Exercise task: Copy out all lines carrying the word "JSON".

Dataset records
★ ★ ★ ★ ★
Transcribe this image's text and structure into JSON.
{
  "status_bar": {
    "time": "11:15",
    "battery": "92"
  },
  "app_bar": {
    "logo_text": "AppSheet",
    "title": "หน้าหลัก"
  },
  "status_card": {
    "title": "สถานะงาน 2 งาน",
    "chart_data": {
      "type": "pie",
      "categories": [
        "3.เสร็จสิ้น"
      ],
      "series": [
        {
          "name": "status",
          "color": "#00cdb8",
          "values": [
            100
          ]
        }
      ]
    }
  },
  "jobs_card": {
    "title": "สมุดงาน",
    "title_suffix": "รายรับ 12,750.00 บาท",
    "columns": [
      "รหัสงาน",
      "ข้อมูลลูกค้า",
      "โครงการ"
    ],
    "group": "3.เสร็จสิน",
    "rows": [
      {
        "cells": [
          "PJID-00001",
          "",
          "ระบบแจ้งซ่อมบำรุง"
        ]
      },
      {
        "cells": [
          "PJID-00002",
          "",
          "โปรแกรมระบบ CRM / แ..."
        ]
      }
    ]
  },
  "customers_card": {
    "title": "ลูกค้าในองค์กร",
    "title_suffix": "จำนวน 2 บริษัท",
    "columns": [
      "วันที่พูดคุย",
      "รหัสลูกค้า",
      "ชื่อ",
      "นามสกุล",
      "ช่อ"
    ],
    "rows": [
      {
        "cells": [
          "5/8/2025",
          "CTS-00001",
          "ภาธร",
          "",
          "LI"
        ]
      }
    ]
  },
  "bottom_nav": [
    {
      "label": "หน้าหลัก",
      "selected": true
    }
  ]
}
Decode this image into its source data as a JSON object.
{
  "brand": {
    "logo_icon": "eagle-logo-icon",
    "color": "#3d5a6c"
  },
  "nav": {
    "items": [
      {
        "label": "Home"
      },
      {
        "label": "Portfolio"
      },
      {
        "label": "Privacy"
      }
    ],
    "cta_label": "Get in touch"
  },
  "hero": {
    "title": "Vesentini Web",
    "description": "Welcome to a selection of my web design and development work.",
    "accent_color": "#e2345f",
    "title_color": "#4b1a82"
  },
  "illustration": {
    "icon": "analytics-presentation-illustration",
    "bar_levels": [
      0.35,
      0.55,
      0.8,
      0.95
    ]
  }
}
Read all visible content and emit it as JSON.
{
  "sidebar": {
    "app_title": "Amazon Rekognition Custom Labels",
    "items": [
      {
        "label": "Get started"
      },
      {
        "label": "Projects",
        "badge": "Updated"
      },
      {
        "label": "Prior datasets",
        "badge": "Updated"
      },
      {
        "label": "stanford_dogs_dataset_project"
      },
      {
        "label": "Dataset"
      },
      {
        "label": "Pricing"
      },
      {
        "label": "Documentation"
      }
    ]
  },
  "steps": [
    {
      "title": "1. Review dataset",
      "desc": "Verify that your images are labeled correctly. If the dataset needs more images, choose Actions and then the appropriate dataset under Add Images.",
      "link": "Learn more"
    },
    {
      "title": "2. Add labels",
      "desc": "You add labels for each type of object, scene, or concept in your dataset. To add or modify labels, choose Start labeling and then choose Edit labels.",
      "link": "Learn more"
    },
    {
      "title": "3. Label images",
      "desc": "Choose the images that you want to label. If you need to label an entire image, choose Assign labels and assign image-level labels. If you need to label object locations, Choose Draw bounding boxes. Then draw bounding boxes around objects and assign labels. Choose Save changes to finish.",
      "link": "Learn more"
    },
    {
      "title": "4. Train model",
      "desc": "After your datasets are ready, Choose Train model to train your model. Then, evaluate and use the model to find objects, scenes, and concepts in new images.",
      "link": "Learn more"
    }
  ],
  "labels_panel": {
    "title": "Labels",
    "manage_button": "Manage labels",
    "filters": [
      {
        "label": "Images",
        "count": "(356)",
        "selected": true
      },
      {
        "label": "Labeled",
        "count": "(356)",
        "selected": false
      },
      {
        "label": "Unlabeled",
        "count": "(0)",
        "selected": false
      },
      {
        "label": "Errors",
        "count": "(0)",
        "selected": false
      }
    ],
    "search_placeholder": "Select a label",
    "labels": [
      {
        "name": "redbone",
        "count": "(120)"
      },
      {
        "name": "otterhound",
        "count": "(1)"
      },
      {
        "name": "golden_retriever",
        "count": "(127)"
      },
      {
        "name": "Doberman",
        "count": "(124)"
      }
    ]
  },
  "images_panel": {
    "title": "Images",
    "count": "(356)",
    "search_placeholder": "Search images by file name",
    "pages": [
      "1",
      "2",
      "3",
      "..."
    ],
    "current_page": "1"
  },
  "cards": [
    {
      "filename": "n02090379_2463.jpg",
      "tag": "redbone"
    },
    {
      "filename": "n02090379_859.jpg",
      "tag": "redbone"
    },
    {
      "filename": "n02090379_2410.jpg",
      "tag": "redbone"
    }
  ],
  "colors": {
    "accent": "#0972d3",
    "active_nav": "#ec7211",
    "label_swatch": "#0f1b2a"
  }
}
★ ★ ★ ★ ★
Task result:
Transcribe this image's text and structure into JSON.
Decode this image into its source data as a JSON object.
Read all visible content and emit it as JSON.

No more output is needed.